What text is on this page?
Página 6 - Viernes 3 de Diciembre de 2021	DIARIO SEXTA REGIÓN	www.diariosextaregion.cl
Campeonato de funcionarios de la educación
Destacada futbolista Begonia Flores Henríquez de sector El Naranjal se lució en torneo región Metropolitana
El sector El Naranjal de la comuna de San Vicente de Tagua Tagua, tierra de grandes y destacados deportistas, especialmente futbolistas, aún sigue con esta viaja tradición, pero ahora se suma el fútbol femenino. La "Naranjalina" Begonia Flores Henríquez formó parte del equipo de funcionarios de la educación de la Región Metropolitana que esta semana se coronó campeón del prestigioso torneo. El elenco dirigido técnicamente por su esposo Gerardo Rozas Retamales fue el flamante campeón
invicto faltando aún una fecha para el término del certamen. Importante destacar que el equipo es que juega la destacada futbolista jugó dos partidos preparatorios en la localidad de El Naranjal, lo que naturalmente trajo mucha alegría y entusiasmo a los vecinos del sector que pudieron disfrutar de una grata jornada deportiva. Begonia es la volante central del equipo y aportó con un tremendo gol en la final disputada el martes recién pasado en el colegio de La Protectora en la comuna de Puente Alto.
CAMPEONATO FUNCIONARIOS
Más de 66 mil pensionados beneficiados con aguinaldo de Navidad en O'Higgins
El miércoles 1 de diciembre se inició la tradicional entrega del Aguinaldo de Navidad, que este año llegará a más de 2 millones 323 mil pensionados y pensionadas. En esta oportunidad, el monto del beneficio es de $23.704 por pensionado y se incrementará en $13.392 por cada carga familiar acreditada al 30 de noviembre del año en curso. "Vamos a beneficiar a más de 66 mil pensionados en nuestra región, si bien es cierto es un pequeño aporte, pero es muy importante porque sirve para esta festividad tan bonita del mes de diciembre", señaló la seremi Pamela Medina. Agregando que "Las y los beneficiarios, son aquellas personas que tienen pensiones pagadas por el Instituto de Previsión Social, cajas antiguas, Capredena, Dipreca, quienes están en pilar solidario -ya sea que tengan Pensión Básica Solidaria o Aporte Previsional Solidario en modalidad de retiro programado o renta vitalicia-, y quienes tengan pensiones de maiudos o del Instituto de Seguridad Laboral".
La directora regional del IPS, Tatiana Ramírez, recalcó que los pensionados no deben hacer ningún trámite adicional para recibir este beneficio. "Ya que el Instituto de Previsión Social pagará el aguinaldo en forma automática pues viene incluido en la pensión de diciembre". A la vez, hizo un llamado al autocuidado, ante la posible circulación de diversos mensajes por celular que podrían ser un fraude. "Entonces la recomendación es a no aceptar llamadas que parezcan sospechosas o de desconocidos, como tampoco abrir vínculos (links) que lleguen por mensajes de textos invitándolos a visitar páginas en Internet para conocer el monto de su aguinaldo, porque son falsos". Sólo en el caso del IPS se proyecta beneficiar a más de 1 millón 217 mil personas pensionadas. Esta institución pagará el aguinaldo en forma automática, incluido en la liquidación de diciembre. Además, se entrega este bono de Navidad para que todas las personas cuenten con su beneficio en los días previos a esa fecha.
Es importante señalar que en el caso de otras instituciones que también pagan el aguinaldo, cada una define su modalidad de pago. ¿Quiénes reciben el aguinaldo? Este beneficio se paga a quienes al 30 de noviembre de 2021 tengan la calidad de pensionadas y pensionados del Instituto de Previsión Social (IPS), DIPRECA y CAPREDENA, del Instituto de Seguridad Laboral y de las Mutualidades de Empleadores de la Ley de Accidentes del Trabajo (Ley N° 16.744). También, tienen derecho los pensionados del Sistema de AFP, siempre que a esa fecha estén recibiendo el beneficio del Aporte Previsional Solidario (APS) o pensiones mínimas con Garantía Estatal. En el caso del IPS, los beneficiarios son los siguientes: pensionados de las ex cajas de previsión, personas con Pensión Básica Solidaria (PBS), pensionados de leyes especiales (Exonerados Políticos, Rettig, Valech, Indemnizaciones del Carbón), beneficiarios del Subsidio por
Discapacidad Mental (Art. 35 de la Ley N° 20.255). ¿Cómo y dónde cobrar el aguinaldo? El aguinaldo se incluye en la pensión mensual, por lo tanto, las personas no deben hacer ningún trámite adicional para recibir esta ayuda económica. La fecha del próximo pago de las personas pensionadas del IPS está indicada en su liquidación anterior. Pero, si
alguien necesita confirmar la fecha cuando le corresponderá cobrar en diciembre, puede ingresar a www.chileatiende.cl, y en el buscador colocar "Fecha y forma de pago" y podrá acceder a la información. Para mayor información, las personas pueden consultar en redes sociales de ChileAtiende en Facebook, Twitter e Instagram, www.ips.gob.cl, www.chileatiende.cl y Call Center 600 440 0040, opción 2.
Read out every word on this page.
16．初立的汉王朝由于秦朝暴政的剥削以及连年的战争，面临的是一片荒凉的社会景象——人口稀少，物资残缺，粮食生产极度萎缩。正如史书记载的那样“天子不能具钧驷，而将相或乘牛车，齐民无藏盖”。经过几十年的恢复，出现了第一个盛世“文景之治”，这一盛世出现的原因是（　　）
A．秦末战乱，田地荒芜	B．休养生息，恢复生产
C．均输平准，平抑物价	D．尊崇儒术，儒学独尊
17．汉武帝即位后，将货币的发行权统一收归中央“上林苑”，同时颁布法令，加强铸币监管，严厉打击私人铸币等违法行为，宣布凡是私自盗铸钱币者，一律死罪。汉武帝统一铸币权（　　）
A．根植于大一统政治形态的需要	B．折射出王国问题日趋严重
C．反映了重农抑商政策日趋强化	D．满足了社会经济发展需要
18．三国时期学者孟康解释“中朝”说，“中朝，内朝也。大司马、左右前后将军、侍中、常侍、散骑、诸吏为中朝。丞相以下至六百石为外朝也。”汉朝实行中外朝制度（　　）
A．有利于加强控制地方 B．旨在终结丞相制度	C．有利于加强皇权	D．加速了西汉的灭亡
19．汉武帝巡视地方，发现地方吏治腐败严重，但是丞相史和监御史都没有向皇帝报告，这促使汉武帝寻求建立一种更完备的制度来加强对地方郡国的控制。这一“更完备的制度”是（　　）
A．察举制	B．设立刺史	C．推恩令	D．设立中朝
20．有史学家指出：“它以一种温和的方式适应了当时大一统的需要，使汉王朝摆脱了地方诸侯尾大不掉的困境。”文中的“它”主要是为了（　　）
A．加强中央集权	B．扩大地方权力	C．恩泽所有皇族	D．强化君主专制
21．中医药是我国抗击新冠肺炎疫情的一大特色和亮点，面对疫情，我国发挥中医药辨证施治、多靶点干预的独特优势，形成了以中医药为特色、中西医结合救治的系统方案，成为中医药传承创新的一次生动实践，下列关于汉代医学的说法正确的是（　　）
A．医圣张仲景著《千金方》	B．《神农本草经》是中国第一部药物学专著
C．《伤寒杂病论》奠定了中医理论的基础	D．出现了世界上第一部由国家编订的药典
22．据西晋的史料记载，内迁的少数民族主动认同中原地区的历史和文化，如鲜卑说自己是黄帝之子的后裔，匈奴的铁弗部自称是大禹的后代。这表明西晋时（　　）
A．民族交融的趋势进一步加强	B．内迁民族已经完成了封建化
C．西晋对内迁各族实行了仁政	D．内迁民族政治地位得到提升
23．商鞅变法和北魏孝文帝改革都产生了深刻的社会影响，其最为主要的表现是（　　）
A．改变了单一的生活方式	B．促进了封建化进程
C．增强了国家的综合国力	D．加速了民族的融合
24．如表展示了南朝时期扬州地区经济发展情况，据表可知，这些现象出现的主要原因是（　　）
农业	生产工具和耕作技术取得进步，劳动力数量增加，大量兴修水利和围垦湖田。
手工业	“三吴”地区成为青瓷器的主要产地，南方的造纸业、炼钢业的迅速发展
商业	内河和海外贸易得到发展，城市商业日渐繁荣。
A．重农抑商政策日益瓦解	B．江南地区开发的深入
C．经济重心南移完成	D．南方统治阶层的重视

^^^^^^^^

- [Problem details]: Write out every line of the listing that holds the word "Flores".

- [Written solution]:
Destacada futbolista Begonia Flores Henríquez de sector El Naranjal se lució en torneo región Metropolitana
El sector El Naranjal de la comuna de San Vicente de Tagua Tagua, tierra de grandes y destacados deportistas, especialmente futbolistas, aún sigue con esta viaja tradición, pero ahora se suma el fútbol femenino. La "Naranjalina" Begonia Flores Henríquez formó parte del equipo de funcionarios de la educación de la Región Metropolitana que esta semana se coronó campeón del prestigioso torneo. El elenco dirigido técnicamente por su esposo Gerardo Rozas Retamales fue el flamante campeón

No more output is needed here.